Where a line contains the string "windows", copy that line.

···

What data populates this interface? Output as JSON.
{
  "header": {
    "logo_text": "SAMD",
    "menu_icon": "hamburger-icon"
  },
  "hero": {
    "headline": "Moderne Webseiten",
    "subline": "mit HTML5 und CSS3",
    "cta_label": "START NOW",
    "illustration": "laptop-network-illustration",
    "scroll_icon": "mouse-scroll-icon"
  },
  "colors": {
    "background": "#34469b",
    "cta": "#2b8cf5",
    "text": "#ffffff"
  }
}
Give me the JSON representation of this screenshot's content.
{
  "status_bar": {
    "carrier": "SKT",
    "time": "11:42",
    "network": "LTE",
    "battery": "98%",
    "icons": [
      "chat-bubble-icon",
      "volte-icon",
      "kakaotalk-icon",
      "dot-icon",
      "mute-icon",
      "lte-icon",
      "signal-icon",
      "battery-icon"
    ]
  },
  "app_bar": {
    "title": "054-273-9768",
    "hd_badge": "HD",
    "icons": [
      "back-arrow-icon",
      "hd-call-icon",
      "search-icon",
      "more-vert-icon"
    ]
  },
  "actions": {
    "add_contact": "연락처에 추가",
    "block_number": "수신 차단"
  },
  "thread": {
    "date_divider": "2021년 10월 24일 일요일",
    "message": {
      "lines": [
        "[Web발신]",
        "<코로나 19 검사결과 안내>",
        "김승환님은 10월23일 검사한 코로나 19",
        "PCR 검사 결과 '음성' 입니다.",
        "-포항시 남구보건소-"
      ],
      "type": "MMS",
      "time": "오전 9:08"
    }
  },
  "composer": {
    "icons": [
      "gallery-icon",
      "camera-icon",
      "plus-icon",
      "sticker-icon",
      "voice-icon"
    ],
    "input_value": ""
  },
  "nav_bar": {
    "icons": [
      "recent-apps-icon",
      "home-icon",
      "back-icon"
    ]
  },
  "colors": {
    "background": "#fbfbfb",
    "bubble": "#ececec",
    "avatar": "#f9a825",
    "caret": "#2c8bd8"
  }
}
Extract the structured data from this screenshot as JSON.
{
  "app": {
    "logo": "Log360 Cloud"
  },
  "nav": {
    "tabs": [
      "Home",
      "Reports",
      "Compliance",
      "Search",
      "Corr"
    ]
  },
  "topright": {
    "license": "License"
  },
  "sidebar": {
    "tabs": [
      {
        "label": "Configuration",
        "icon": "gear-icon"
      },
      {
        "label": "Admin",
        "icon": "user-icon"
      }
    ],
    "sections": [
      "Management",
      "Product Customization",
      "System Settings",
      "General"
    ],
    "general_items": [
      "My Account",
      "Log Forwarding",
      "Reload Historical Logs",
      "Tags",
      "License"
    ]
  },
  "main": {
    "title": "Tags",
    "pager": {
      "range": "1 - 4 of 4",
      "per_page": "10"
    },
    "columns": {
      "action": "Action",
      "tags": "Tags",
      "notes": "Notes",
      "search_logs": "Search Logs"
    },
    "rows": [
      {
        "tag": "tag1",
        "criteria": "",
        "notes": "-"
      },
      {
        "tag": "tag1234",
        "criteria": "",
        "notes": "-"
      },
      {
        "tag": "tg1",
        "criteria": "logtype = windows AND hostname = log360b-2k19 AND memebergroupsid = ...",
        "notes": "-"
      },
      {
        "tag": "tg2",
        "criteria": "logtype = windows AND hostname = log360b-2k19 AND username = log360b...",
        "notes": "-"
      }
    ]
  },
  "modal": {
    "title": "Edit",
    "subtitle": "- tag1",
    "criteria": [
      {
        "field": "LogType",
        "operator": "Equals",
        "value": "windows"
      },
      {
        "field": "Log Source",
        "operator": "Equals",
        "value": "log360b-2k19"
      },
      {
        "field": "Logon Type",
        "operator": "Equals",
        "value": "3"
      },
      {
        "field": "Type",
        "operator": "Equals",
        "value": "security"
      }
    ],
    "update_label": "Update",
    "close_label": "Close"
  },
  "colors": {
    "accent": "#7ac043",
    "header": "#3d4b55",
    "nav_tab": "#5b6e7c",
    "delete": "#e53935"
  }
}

···

REPLY TO THE TASK
        "criteria": "logtype = windows AND hostname = log360b-2k19 AND memebergroupsid = ...",
        "criteria": "logtype = windows AND hostname = log360b-2k19 AND username = log360b...",
        "value": "windows"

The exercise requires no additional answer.